Count the lines below that contain the word "homes" and give only that number.
━━━━━ RECORDS PROVIDED
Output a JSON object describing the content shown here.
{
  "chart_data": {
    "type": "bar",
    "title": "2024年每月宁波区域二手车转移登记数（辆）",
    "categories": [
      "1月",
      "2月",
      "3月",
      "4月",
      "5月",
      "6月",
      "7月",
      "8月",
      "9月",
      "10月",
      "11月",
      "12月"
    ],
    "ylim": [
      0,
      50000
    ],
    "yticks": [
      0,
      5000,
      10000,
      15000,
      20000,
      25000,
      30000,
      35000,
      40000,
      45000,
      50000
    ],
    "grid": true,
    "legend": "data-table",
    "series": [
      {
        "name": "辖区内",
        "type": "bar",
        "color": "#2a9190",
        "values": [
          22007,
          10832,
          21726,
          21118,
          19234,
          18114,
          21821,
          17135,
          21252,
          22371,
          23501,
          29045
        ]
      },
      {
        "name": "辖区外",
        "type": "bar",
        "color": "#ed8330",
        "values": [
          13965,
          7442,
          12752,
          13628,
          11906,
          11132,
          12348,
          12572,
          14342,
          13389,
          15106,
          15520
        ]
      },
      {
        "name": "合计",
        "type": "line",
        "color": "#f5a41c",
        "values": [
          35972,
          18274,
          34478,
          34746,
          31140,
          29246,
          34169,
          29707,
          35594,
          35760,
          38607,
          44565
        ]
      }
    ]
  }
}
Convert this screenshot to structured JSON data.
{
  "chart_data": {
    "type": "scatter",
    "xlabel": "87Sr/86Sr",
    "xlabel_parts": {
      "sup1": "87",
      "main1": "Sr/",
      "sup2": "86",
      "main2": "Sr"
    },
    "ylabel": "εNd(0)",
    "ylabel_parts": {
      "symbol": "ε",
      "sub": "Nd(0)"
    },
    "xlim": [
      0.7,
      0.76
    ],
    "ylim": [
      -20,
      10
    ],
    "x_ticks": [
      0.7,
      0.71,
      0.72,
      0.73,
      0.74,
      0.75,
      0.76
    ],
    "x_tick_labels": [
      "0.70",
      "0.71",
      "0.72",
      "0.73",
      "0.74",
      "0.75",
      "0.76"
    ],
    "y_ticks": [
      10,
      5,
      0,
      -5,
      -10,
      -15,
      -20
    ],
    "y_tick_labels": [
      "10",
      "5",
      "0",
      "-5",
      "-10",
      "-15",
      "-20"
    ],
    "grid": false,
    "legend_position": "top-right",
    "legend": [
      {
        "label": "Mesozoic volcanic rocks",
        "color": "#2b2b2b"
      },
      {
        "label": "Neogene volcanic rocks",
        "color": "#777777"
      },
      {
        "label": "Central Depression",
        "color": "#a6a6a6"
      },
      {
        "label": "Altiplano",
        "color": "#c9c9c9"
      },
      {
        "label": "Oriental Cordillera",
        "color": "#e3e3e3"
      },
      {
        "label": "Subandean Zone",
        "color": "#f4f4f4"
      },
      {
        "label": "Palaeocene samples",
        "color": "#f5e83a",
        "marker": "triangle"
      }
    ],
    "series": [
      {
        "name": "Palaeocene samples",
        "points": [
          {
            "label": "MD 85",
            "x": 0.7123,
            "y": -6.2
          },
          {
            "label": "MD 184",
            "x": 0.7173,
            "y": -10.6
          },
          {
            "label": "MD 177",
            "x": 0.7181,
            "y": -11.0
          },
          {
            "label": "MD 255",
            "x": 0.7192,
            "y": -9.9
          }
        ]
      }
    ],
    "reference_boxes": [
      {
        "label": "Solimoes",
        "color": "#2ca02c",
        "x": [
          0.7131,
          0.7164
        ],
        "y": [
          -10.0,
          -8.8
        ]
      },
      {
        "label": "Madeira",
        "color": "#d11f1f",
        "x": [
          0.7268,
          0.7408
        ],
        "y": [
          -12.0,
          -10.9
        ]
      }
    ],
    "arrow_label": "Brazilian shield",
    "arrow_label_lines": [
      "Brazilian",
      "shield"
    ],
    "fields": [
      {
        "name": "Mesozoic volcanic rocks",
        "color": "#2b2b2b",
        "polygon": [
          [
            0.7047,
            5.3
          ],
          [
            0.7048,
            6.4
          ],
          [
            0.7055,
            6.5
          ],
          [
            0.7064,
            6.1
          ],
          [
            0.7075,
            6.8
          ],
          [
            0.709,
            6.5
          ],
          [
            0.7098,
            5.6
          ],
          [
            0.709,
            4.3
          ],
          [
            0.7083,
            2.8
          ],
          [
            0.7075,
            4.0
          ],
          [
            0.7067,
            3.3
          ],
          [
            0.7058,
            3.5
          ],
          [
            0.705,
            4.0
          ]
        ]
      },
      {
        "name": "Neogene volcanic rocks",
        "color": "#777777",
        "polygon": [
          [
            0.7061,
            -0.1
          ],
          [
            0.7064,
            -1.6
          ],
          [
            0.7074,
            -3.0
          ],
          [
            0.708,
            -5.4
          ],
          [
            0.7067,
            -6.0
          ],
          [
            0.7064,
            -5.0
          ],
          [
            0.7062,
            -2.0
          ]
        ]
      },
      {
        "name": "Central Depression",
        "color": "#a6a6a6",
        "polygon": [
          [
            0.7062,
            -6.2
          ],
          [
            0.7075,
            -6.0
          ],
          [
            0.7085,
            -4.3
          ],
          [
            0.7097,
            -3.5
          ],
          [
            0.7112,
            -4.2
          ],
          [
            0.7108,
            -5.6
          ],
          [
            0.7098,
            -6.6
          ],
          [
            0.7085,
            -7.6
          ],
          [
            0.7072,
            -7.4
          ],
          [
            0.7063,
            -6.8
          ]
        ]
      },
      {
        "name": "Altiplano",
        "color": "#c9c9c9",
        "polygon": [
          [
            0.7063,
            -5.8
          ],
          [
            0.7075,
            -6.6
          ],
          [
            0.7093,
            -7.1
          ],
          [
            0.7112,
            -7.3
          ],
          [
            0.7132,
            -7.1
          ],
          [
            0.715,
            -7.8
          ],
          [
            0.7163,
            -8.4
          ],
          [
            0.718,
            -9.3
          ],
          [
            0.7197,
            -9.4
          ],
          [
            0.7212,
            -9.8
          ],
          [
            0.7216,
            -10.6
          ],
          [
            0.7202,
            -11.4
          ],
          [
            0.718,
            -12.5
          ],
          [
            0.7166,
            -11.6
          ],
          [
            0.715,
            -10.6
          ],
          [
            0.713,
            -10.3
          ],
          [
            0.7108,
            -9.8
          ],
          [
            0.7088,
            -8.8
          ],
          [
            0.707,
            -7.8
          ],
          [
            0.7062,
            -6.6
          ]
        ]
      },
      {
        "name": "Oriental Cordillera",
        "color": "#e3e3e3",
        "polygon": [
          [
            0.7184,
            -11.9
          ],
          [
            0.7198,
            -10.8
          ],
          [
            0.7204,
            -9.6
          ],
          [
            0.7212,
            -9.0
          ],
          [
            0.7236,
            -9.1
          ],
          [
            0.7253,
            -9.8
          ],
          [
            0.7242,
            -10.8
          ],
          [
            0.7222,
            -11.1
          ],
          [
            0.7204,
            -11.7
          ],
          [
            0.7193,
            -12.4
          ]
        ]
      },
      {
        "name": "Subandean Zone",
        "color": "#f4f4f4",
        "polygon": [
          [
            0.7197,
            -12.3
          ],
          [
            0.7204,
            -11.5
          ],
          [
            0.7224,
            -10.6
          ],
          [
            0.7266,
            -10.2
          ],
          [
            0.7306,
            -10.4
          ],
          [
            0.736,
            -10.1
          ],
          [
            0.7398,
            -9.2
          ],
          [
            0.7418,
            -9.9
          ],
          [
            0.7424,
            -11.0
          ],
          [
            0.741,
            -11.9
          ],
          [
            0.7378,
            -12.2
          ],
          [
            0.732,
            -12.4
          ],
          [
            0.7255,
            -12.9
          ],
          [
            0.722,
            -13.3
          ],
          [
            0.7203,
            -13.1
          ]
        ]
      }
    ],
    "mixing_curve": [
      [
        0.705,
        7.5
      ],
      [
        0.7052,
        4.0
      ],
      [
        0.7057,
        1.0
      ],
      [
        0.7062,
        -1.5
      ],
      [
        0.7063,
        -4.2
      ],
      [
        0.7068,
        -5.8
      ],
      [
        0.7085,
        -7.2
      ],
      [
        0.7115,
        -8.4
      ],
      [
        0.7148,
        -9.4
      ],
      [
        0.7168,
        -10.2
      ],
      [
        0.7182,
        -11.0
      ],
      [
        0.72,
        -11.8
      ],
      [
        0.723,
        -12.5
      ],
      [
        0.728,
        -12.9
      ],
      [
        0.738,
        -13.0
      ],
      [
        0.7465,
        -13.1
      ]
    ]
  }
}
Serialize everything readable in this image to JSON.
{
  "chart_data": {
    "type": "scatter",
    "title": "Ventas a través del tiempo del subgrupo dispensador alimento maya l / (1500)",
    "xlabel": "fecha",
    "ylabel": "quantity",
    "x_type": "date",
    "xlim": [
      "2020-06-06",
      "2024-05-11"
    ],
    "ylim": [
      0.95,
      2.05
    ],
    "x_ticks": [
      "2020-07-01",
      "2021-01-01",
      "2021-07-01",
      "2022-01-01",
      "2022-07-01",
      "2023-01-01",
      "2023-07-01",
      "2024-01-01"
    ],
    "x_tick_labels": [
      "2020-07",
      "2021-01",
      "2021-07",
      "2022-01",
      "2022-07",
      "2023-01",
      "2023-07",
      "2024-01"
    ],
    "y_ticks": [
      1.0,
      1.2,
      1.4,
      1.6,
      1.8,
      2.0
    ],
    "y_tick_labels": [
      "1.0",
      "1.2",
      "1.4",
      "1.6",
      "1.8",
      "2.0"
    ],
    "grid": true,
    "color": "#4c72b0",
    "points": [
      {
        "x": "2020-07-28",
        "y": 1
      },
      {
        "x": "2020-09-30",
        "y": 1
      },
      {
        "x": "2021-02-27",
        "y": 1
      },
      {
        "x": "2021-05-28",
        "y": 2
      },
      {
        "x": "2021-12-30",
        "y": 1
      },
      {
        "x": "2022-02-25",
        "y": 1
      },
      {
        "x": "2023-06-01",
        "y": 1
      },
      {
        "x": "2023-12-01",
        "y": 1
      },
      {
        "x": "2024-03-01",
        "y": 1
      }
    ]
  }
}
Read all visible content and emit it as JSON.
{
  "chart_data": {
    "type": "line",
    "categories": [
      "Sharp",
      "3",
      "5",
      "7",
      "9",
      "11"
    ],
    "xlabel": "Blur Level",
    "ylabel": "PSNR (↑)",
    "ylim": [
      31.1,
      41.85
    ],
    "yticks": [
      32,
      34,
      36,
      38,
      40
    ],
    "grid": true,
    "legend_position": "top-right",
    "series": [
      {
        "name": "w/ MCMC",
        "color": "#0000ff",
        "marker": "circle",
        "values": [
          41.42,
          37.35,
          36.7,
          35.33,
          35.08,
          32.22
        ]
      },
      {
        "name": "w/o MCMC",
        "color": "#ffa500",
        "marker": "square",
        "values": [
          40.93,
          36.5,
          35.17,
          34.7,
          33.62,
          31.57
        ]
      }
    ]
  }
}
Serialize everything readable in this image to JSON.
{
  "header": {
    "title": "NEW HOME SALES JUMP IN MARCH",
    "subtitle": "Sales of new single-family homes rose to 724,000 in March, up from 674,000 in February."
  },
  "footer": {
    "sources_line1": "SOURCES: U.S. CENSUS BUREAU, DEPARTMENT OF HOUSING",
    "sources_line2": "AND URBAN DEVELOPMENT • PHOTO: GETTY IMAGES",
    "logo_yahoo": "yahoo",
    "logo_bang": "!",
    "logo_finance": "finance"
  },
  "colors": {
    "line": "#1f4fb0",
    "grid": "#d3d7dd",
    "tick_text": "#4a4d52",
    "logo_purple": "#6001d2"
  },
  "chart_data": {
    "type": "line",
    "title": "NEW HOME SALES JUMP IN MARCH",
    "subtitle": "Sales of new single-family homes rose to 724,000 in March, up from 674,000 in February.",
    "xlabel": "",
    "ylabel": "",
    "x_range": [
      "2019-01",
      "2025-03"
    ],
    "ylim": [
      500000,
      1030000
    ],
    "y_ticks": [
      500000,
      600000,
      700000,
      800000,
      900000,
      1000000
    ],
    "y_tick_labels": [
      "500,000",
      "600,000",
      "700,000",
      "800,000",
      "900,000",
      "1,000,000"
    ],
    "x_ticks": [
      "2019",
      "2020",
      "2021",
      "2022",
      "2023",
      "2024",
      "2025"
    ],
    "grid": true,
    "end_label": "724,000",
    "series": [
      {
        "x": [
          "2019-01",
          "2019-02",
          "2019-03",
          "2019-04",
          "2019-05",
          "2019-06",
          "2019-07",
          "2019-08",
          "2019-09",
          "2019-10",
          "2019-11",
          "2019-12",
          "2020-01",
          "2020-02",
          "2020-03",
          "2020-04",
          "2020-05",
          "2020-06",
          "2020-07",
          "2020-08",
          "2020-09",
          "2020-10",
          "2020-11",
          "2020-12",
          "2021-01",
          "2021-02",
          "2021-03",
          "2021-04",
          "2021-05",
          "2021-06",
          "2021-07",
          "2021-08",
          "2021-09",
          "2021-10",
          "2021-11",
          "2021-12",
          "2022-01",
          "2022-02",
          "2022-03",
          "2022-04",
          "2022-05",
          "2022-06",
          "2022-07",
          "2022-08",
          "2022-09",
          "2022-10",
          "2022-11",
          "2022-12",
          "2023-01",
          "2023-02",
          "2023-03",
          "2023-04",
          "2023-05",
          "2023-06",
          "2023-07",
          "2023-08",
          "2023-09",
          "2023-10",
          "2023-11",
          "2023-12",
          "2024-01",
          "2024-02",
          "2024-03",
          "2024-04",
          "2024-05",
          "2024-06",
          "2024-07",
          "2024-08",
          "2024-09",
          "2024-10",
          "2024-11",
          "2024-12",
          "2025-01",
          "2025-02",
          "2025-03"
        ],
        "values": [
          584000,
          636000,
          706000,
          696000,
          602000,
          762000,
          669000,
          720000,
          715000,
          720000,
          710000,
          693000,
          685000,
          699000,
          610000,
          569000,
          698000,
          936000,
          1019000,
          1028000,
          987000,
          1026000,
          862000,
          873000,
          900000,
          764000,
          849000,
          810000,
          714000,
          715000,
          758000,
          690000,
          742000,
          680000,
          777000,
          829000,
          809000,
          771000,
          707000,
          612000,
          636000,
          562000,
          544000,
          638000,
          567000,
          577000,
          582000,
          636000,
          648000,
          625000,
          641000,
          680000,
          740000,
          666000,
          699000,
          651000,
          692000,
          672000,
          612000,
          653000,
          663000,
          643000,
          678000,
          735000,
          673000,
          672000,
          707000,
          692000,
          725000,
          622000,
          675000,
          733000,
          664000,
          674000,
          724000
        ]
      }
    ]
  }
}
━━━━━━━━━━
THE OUTPUT
2